Data listing
------

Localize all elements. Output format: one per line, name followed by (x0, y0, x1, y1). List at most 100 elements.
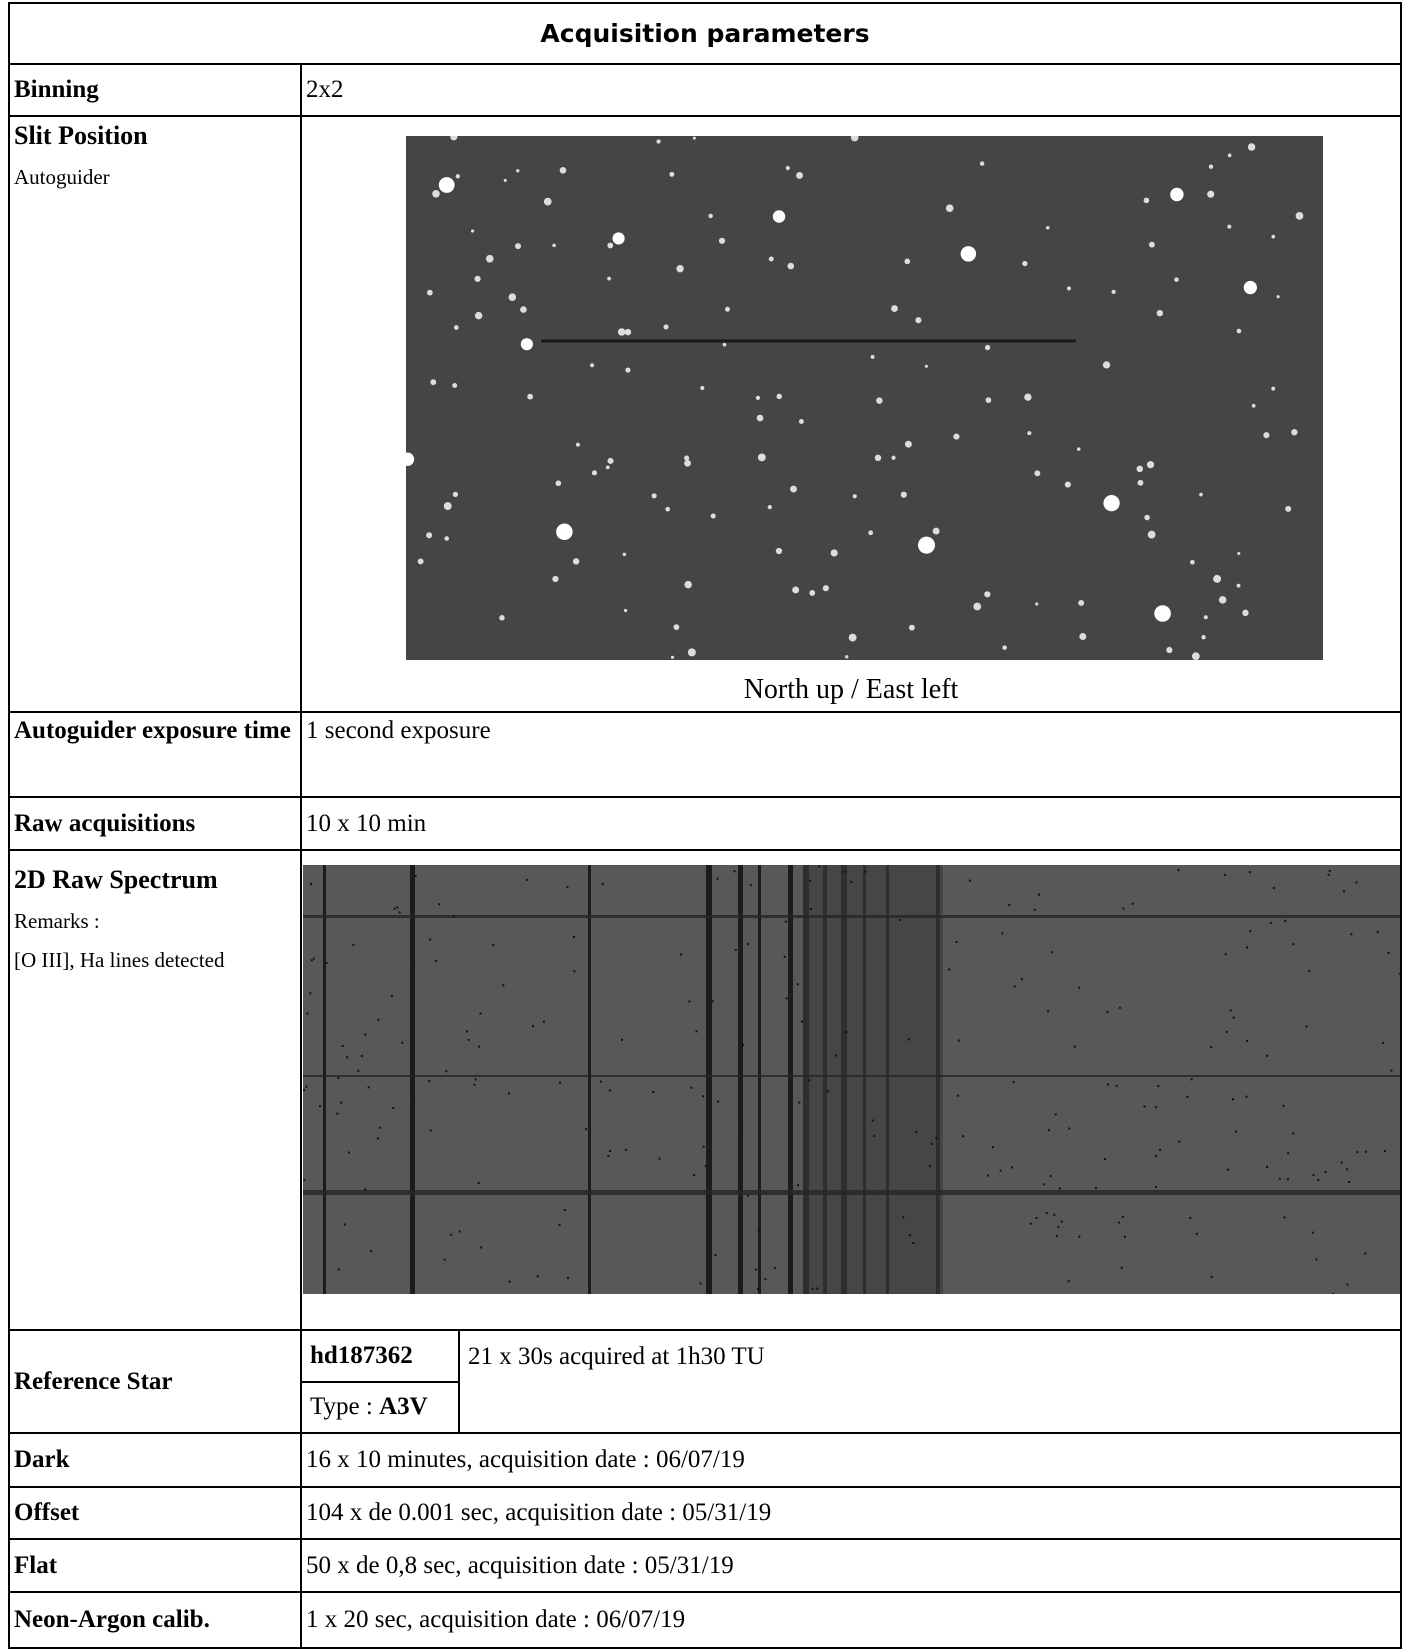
star (876, 397, 882, 403)
noise-pixel (303, 1089, 305, 1091)
noise-pixel (1346, 1168, 1348, 1170)
star (1209, 165, 1213, 169)
star (453, 492, 458, 497)
noise-pixel (1014, 985, 1016, 987)
noise-pixel (1061, 1221, 1063, 1223)
noise-pixel (1287, 1152, 1289, 1154)
row-label: 2D Raw Spectrum (14, 865, 296, 895)
noise-pixel (364, 1034, 366, 1036)
noise-pixel (958, 1040, 960, 1042)
star (1204, 615, 1208, 619)
noise-pixel (509, 1281, 511, 1283)
noise-pixel (1124, 1236, 1126, 1238)
noise-pixel (693, 1174, 695, 1176)
row-value: 21 x 30s acquired at 1h30 TU (459, 1331, 1400, 1432)
noise-pixel (865, 871, 867, 873)
noise-pixel (850, 881, 852, 883)
noise-pixel (873, 1135, 875, 1137)
noise-pixel (1118, 1222, 1120, 1224)
star (1002, 645, 1007, 650)
star (708, 214, 712, 218)
star (618, 328, 625, 335)
star (925, 365, 928, 368)
star (1154, 605, 1171, 622)
noise-pixel (1246, 1096, 1248, 1098)
noise-pixel (797, 1184, 799, 1186)
star (1077, 447, 1081, 451)
noise-pixel (699, 1282, 701, 1284)
noise-pixel (567, 1277, 569, 1279)
noise-pixel (1246, 1040, 1248, 1042)
noise-pixel (305, 1086, 307, 1088)
star (1291, 429, 1297, 435)
star (853, 494, 857, 498)
star (663, 324, 668, 329)
noise-pixel (1249, 930, 1251, 932)
noise-pixel (1046, 1212, 1048, 1214)
noise-pixel (658, 1158, 660, 1160)
star (1079, 633, 1086, 640)
star (980, 161, 984, 165)
star (606, 465, 610, 469)
row-value: 104 x de 0.001 sec, acquisition date : 0… (301, 1487, 1401, 1539)
noise-pixel (1122, 1216, 1124, 1218)
star (623, 553, 627, 557)
star (915, 317, 921, 323)
star (1065, 481, 1071, 487)
star (471, 229, 474, 232)
noise-pixel (1279, 1178, 1281, 1180)
star (607, 277, 611, 281)
noise-pixel (564, 1209, 566, 1211)
noise-pixel (412, 966, 414, 968)
star (625, 367, 630, 372)
noise-pixel (845, 871, 847, 873)
noise-pixel (1270, 922, 1272, 924)
noise-pixel (1034, 909, 1036, 911)
noise-pixel (1350, 933, 1352, 935)
noise-pixel (1107, 1083, 1109, 1085)
noise-pixel (957, 1095, 959, 1097)
noise-pixel (696, 1030, 698, 1032)
spectral-line (323, 865, 326, 1294)
star (1190, 560, 1195, 565)
star (427, 290, 433, 296)
noise-pixel (478, 1046, 480, 1048)
star (1271, 235, 1275, 239)
noise-pixel (336, 1113, 338, 1115)
noise-pixel (712, 1000, 714, 1002)
noise-pixel (352, 944, 354, 946)
noise-pixel (348, 1152, 350, 1154)
noise-pixel (956, 941, 958, 943)
noise-pixel (412, 1095, 414, 1097)
reference-star-table: hd187362 21 x 30s acquired at 1h30 TU Ty… (302, 1331, 1400, 1432)
star (1219, 596, 1227, 604)
star (1067, 286, 1071, 290)
noise-pixel (810, 908, 812, 910)
spectral-line (738, 865, 743, 1294)
noise-pixel (379, 1127, 381, 1129)
star (1199, 493, 1203, 497)
remarks: [O III], Ha lines detected (14, 948, 296, 973)
star (1136, 466, 1143, 473)
star (475, 312, 482, 319)
noise-pixel (1053, 1214, 1055, 1216)
noise-pixel (401, 1042, 403, 1044)
noise-pixel (361, 1055, 363, 1057)
noise-pixel (714, 1254, 716, 1256)
noise-pixel (1104, 1158, 1106, 1160)
star (776, 394, 781, 399)
noise-pixel (742, 1044, 744, 1046)
row-value: 10 x 10 min (301, 797, 1401, 850)
noise-pixel (992, 1146, 994, 1148)
noise-pixel (370, 1250, 372, 1252)
star (432, 190, 440, 198)
star (1296, 212, 1304, 220)
star (684, 460, 691, 467)
row-label: Neon-Argon calib. (9, 1592, 301, 1648)
noise-pixel (1008, 904, 1010, 906)
star (552, 244, 556, 248)
star (984, 591, 990, 597)
star (607, 243, 613, 249)
star (452, 383, 457, 388)
star (905, 441, 912, 448)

------

**Request**
Repeat word for word the lines of the listing between the line holding "star (876, 397, 882, 403)" and the line holding "star (618, 328, 625, 335)", inclusive.

**Exercise response**
star (876, 397, 882, 403)
noise-pixel (303, 1089, 305, 1091)
noise-pixel (1346, 1168, 1348, 1170)
star (1209, 165, 1213, 169)
star (453, 492, 458, 497)
noise-pixel (1014, 985, 1016, 987)
noise-pixel (1061, 1221, 1063, 1223)
noise-pixel (1287, 1152, 1289, 1154)
row-label: 2D Raw Spectrum (14, 865, 296, 895)
noise-pixel (364, 1034, 366, 1036)
noise-pixel (958, 1040, 960, 1042)
star (1204, 615, 1208, 619)
noise-pixel (509, 1281, 511, 1283)
noise-pixel (1124, 1236, 1126, 1238)
noise-pixel (693, 1174, 695, 1176)
row-value: 21 x 30s acquired at 1h30 TU (459, 1331, 1400, 1432)
noise-pixel (865, 871, 867, 873)
noise-pixel (850, 881, 852, 883)
noise-pixel (873, 1135, 875, 1137)
noise-pixel (1118, 1222, 1120, 1224)
star (1002, 645, 1007, 650)
star (708, 214, 712, 218)
star (618, 328, 625, 335)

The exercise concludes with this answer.